> Dataset excerpts
★ ★ ★ ★

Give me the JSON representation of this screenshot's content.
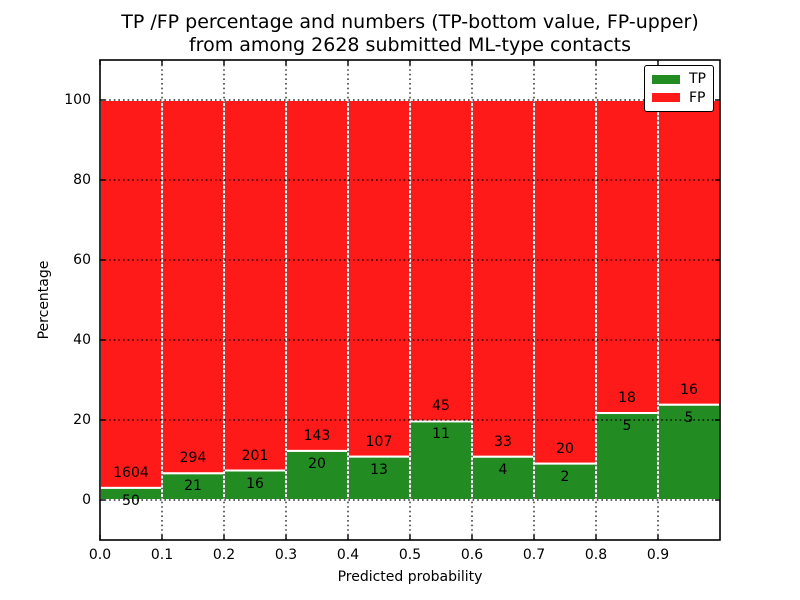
{
  "chart_data": {
    "type": "bar",
    "stacked": true,
    "normalized_to_percent": true,
    "title_lines": [
      "TP /FP percentage and numbers (TP-bottom value, FP-upper)",
      "from among 2628 submitted ML-type contacts"
    ],
    "title": "TP /FP percentage and numbers (TP-bottom value, FP-upper) from among 2628 submitted ML-type contacts",
    "xlabel": "Predicted probability",
    "ylabel": "Percentage",
    "total_contacts": 2628,
    "xlim": [
      0.0,
      1.0
    ],
    "ylim": [
      -10,
      110
    ],
    "bin_left_edges": [
      0.0,
      0.1,
      0.2,
      0.3,
      0.4,
      0.5,
      0.6,
      0.7,
      0.8,
      0.9
    ],
    "bin_width": 0.1,
    "xticks": [
      0.0,
      0.1,
      0.2,
      0.3,
      0.4,
      0.5,
      0.6,
      0.7,
      0.8,
      0.9
    ],
    "xticklabels": [
      "0.0",
      "0.1",
      "0.2",
      "0.3",
      "0.4",
      "0.5",
      "0.6",
      "0.7",
      "0.8",
      "0.9"
    ],
    "yticks": [
      0,
      20,
      40,
      60,
      80,
      100
    ],
    "yticklabels": [
      "0",
      "20",
      "40",
      "60",
      "80",
      "100"
    ],
    "grid": true,
    "grid_style": "dotted",
    "grid_color": "#000000",
    "bar_edge_color": "#ffffff",
    "series": [
      {
        "name": "TP",
        "color": "#228b22",
        "counts": [
          50,
          21,
          16,
          20,
          13,
          11,
          4,
          2,
          5,
          5
        ],
        "percent": [
          3.0,
          6.7,
          7.4,
          12.3,
          10.8,
          19.6,
          10.8,
          9.1,
          21.7,
          23.8
        ]
      },
      {
        "name": "FP",
        "color": "#ff1a1a",
        "counts": [
          1604,
          294,
          201,
          143,
          107,
          45,
          33,
          20,
          18,
          16
        ],
        "percent": [
          97.0,
          93.3,
          92.6,
          87.7,
          89.2,
          80.4,
          89.2,
          90.9,
          78.3,
          76.2
        ]
      }
    ],
    "legend": {
      "position": "upper right",
      "entries": [
        "TP",
        "FP"
      ]
    }
  }
}
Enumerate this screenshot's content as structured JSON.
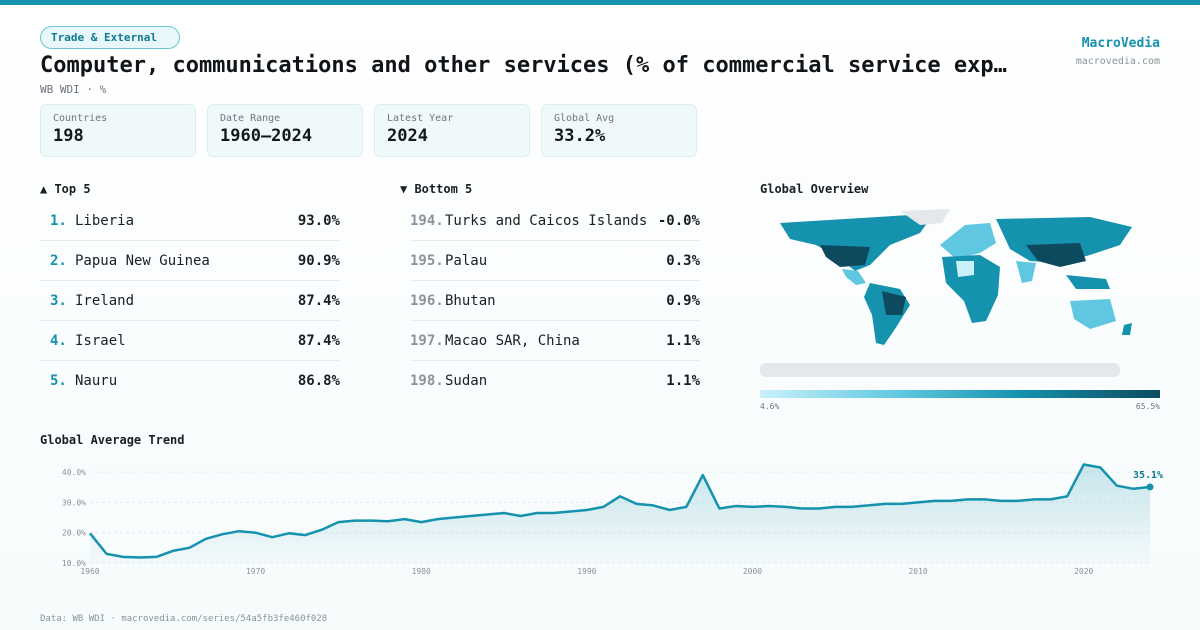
{
  "header": {
    "category": "Trade & External",
    "title": "Computer, communications and other services (% of commercial service exp…",
    "subtitle": "WB WDI · %",
    "brand": "MacroVedia",
    "brand_url": "macrovedia.com"
  },
  "stats": [
    {
      "label": "Countries",
      "value": "198"
    },
    {
      "label": "Date Range",
      "value": "1960–2024"
    },
    {
      "label": "Latest Year",
      "value": "2024"
    },
    {
      "label": "Global Avg",
      "value": "33.2%"
    }
  ],
  "top5": {
    "heading": "▲ Top 5",
    "items": [
      {
        "rank": "1.",
        "name": "Liberia",
        "value": "93.0%"
      },
      {
        "rank": "2.",
        "name": "Papua New Guinea",
        "value": "90.9%"
      },
      {
        "rank": "3.",
        "name": "Ireland",
        "value": "87.4%"
      },
      {
        "rank": "4.",
        "name": "Israel",
        "value": "87.4%"
      },
      {
        "rank": "5.",
        "name": "Nauru",
        "value": "86.8%"
      }
    ]
  },
  "bottom5": {
    "heading": "▼ Bottom 5",
    "items": [
      {
        "rank": "194.",
        "name": "Turks and Caicos Islands",
        "value": "-0.0%"
      },
      {
        "rank": "195.",
        "name": "Palau",
        "value": "0.3%"
      },
      {
        "rank": "196.",
        "name": "Bhutan",
        "value": "0.9%"
      },
      {
        "rank": "197.",
        "name": "Macao SAR, China",
        "value": "1.1%"
      },
      {
        "rank": "198.",
        "name": "Sudan",
        "value": "1.1%"
      }
    ]
  },
  "map": {
    "heading": "Global Overview",
    "legend_min": "4.6%",
    "legend_max": "65.5%",
    "colors": [
      "#c9f1fa",
      "#5fc8e0",
      "#1592ad",
      "#0e4a5e"
    ]
  },
  "trend": {
    "heading": "Global Average Trend",
    "last_label": "35.1%"
  },
  "chart_data": {
    "type": "area",
    "title": "Global Average Trend",
    "x": [
      1960,
      1961,
      1962,
      1963,
      1964,
      1965,
      1966,
      1967,
      1968,
      1969,
      1970,
      1971,
      1972,
      1973,
      1974,
      1975,
      1976,
      1977,
      1978,
      1979,
      1980,
      1981,
      1982,
      1983,
      1984,
      1985,
      1986,
      1987,
      1988,
      1989,
      1990,
      1991,
      1992,
      1993,
      1994,
      1995,
      1996,
      1997,
      1998,
      1999,
      2000,
      2001,
      2002,
      2003,
      2004,
      2005,
      2006,
      2007,
      2008,
      2009,
      2010,
      2011,
      2012,
      2013,
      2014,
      2015,
      2016,
      2017,
      2018,
      2019,
      2020,
      2021,
      2022,
      2023,
      2024
    ],
    "values": [
      19.8,
      13.0,
      12.0,
      11.8,
      12.0,
      14.0,
      15.0,
      18.0,
      19.5,
      20.5,
      20.0,
      18.5,
      19.8,
      19.2,
      21.0,
      23.5,
      24.0,
      24.0,
      23.8,
      24.5,
      23.5,
      24.5,
      25.0,
      25.5,
      26.0,
      26.5,
      25.5,
      26.5,
      26.5,
      27.0,
      27.5,
      28.5,
      32.0,
      29.5,
      29.0,
      27.5,
      28.5,
      39.0,
      28.0,
      28.8,
      28.5,
      28.8,
      28.5,
      28.0,
      28.0,
      28.5,
      28.5,
      29.0,
      29.5,
      29.5,
      30.0,
      30.5,
      30.5,
      31.0,
      31.0,
      30.5,
      30.5,
      31.0,
      31.0,
      32.0,
      42.5,
      41.5,
      35.5,
      34.5,
      35.1
    ],
    "xticks": [
      1960,
      1970,
      1980,
      1990,
      2000,
      2010,
      2020
    ],
    "yticks": [
      "10.0%",
      "20.0%",
      "30.0%",
      "40.0%"
    ],
    "ylim": [
      10,
      43
    ],
    "color": "#1592ad"
  },
  "footer": "Data: WB WDI · macrovedia.com/series/54a5fb3fe460f028"
}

★ ★ ★ ★

Copy each line from the records above that includes the string "heading".

    "heading": "▲ Top 5",
    "heading": "▼ Bottom 5",
    "heading": "Global Overview",
    "heading": "Global Average Trend",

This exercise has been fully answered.